Copy every line of the entries below verbatim and in the same order.

### Records for processing ###

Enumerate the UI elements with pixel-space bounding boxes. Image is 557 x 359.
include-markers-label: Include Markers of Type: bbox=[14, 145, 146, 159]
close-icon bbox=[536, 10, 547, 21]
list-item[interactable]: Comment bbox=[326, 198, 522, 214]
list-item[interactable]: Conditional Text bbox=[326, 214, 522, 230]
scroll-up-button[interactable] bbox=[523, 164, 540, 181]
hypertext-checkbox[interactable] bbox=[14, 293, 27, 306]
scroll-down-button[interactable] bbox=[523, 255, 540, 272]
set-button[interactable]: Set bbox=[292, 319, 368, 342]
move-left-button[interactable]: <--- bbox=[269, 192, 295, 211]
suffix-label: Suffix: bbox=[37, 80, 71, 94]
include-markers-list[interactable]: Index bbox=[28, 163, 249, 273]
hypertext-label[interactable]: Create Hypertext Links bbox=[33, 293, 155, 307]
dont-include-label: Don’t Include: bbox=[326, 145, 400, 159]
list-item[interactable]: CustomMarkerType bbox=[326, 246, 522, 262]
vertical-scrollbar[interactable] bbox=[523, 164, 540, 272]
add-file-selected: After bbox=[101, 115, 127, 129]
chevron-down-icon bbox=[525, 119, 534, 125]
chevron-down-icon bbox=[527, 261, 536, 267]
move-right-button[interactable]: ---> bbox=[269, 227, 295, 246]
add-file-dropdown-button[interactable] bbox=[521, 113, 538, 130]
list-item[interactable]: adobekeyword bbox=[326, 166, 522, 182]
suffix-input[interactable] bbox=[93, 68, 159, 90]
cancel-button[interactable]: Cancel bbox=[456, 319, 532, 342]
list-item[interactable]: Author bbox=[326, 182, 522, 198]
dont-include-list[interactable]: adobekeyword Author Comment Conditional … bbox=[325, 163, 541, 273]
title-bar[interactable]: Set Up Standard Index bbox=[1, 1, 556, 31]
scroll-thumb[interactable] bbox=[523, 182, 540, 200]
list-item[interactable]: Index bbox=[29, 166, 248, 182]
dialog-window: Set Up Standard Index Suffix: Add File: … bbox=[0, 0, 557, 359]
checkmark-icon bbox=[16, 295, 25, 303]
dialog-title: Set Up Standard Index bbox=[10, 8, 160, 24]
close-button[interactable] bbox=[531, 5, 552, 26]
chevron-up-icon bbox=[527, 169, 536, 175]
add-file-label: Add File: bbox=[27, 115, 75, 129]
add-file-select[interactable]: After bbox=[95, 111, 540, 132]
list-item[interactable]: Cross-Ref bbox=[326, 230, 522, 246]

###

Completed task
Enumerate the UI elements with pixel-space bounding boxes. Image is 557 x 359.
include-markers-label: Include Markers of Type: bbox=[14, 145, 146, 159]
close-icon bbox=[536, 10, 547, 21]
list-item[interactable]: Comment bbox=[326, 198, 522, 214]
list-item[interactable]: Conditional Text bbox=[326, 214, 522, 230]
scroll-up-button[interactable] bbox=[523, 164, 540, 181]
hypertext-checkbox[interactable] bbox=[14, 293, 27, 306]
scroll-down-button[interactable] bbox=[523, 255, 540, 272]
set-button[interactable]: Set bbox=[292, 319, 368, 342]
move-left-button[interactable]: <--- bbox=[269, 192, 295, 211]
suffix-label: Suffix: bbox=[37, 80, 71, 94]
include-markers-list[interactable]: Index bbox=[28, 163, 249, 273]
hypertext-label[interactable]: Create Hypertext Links bbox=[33, 293, 155, 307]
dont-include-label: Don’t Include: bbox=[326, 145, 400, 159]
list-item[interactable]: CustomMarkerType bbox=[326, 246, 522, 262]
vertical-scrollbar[interactable] bbox=[523, 164, 540, 272]
add-file-selected: After bbox=[101, 115, 127, 129]
chevron-down-icon bbox=[525, 119, 534, 125]
chevron-down-icon bbox=[527, 261, 536, 267]
move-right-button[interactable]: ---> bbox=[269, 227, 295, 246]
add-file-dropdown-button[interactable] bbox=[521, 113, 538, 130]
list-item[interactable]: adobekeyword bbox=[326, 166, 522, 182]
suffix-input[interactable] bbox=[93, 68, 159, 90]
cancel-button[interactable]: Cancel bbox=[456, 319, 532, 342]
list-item[interactable]: Author bbox=[326, 182, 522, 198]
dont-include-list[interactable]: adobekeyword Author Comment Conditional … bbox=[325, 163, 541, 273]
title-bar[interactable]: Set Up Standard Index bbox=[1, 1, 556, 31]
scroll-thumb[interactable] bbox=[523, 182, 540, 200]
list-item[interactable]: Index bbox=[29, 166, 248, 182]
dialog-window: Set Up Standard Index Suffix: Add File: … bbox=[0, 0, 557, 359]
checkmark-icon bbox=[16, 295, 25, 303]
dialog-title: Set Up Standard Index bbox=[10, 8, 160, 24]
close-button[interactable] bbox=[531, 5, 552, 26]
chevron-up-icon bbox=[527, 169, 536, 175]
add-file-label: Add File: bbox=[27, 115, 75, 129]
add-file-select[interactable]: After bbox=[95, 111, 540, 132]
list-item[interactable]: Cross-Ref bbox=[326, 230, 522, 246]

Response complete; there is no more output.